WRITTEN PROBLEM:
Write the entries out again exactly as they stand, but without the pictures.

>> start DATA RECORDS

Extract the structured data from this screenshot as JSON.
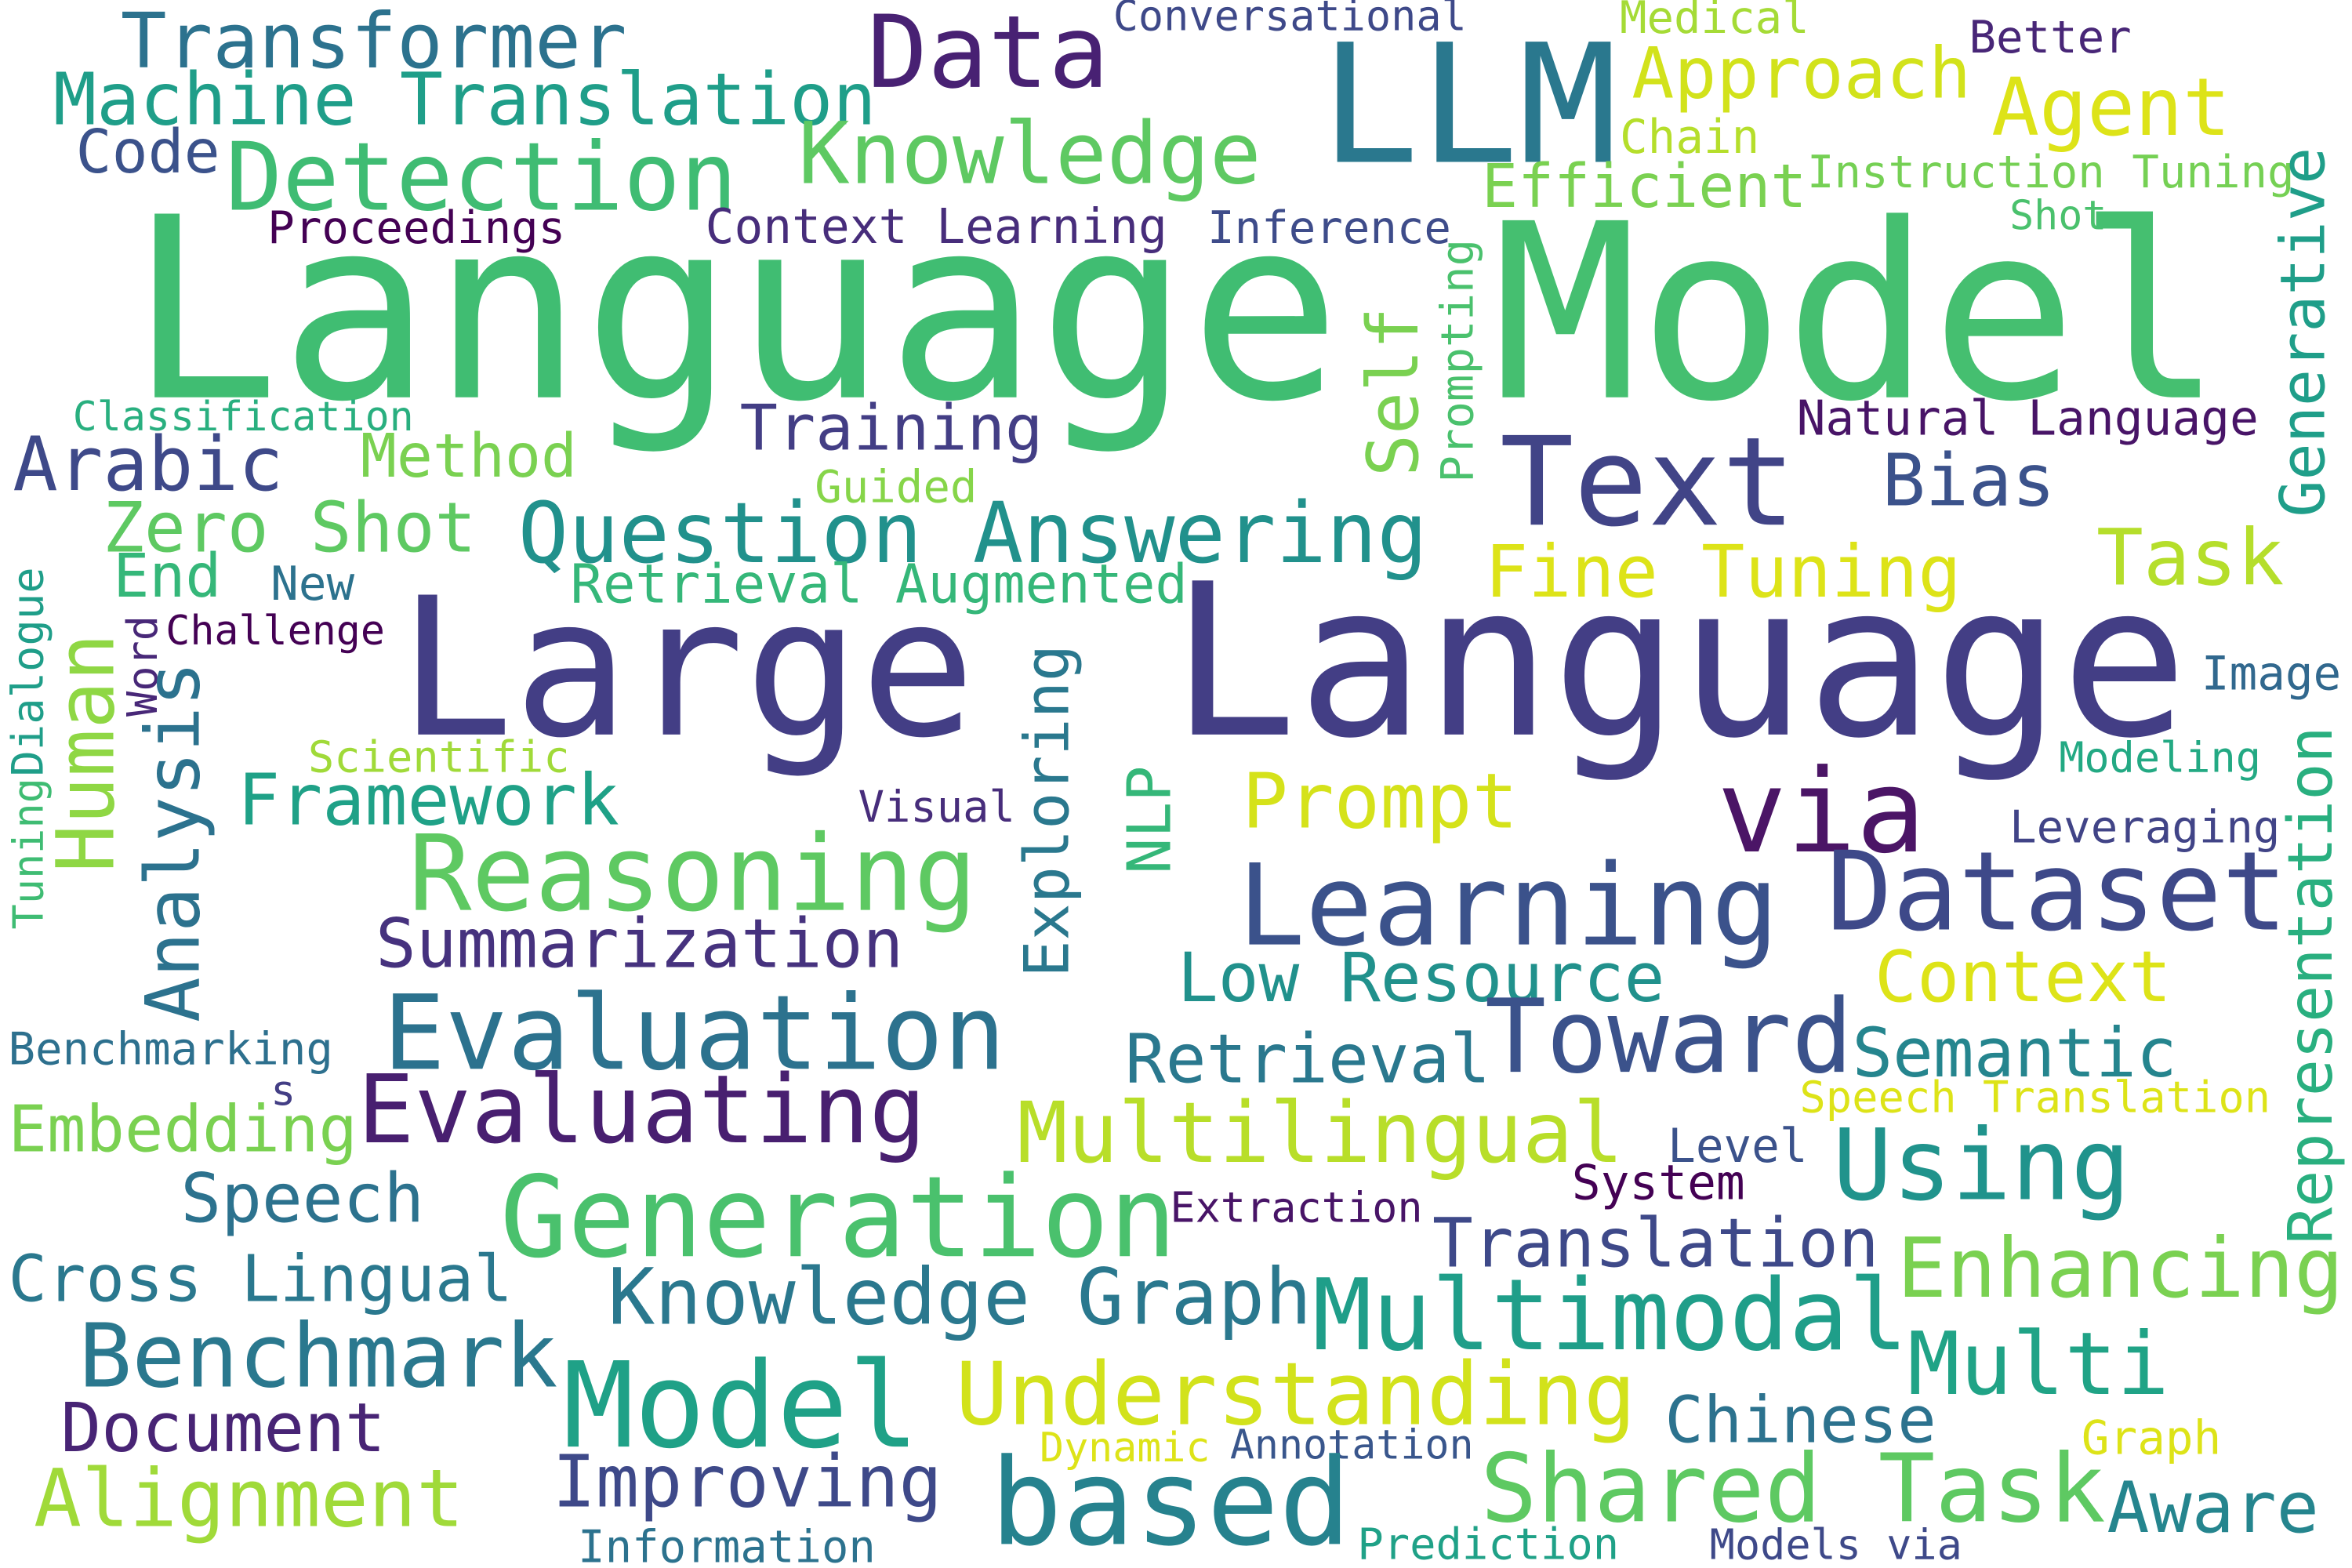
{
  "words": [
    "Transformer",
    "Machine Translation",
    "Code",
    "Detection",
    "Data",
    "Conversational",
    "LLM",
    "Medical",
    "Better",
    "Approach",
    "Agent",
    "Chain",
    "Knowledge",
    "Efficient",
    "Instruction Tuning",
    "Generative",
    "Shot",
    "Proceedings",
    "Context Learning",
    "Inference",
    "Language",
    "Model",
    "Prompting",
    "Self",
    "Classification",
    "Training",
    "Natural Language",
    "Arabic",
    "Method",
    "Guided",
    "Text",
    "Bias",
    "Zero Shot",
    "Question Answering",
    "Fine Tuning",
    "Task",
    "End",
    "New",
    "Retrieval Augmented",
    "Dialogue",
    "Tuning",
    "Word",
    "Challenge",
    "Human",
    "Analysis",
    "Large",
    "Language",
    "Exploring",
    "Image",
    "Scientific",
    "Modeling",
    "Framework",
    "Visual",
    "NLP",
    "Prompt",
    "via",
    "Leveraging",
    "Representation",
    "Reasoning",
    "Learning",
    "Dataset",
    "Summarization",
    "Low Resource",
    "Context",
    "Benchmarking",
    "s",
    "Evaluation",
    "Retrieval",
    "Toward",
    "Semantic",
    "Speech Translation",
    "Embedding",
    "Evaluating",
    "Multilingual",
    "Level",
    "System",
    "Using",
    "Speech",
    "Generation",
    "Extraction",
    "Translation",
    "Enhancing",
    "Cross Lingual",
    "Knowledge Graph",
    "Multimodal",
    "Benchmark",
    "Multi",
    "Model",
    "Understanding",
    "Document",
    "Chinese",
    "Dynamic",
    "Annotation",
    "Graph",
    "Alignment",
    "Improving",
    "based",
    "Shared Task",
    "Aware",
    "Information",
    "Prediction",
    "Models via"
  ]
}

>> end DATA RECORDS

EXPECTED ANSWER:
Extract the structured data from this screenshot as JSON.
{
  "words": [
    "Transformer",
    "Machine Translation",
    "Code",
    "Detection",
    "Data",
    "Conversational",
    "LLM",
    "Medical",
    "Better",
    "Approach",
    "Agent",
    "Chain",
    "Knowledge",
    "Efficient",
    "Instruction Tuning",
    "Generative",
    "Shot",
    "Proceedings",
    "Context Learning",
    "Inference",
    "Language",
    "Model",
    "Prompting",
    "Self",
    "Classification",
    "Training",
    "Natural Language",
    "Arabic",
    "Method",
    "Guided",
    "Text",
    "Bias",
    "Zero Shot",
    "Question Answering",
    "Fine Tuning",
    "Task",
    "End",
    "New",
    "Retrieval Augmented",
    "Dialogue",
    "Tuning",
    "Word",
    "Challenge",
    "Human",
    "Analysis",
    "Large",
    "Language",
    "Exploring",
    "Image",
    "Scientific",
    "Modeling",
    "Framework",
    "Visual",
    "NLP",
    "Prompt",
    "via",
    "Leveraging",
    "Representation",
    "Reasoning",
    "Learning",
    "Dataset",
    "Summarization",
    "Low Resource",
    "Context",
    "Benchmarking",
    "s",
    "Evaluation",
    "Retrieval",
    "Toward",
    "Semantic",
    "Speech Translation",
    "Embedding",
    "Evaluating",
    "Multilingual",
    "Level",
    "System",
    "Using",
    "Speech",
    "Generation",
    "Extraction",
    "Translation",
    "Enhancing",
    "Cross Lingual",
    "Knowledge Graph",
    "Multimodal",
    "Benchmark",
    "Multi",
    "Model",
    "Understanding",
    "Document",
    "Chinese",
    "Dynamic",
    "Annotation",
    "Graph",
    "Alignment",
    "Improving",
    "based",
    "Shared Task",
    "Aware",
    "Information",
    "Prediction",
    "Models via"
  ]
}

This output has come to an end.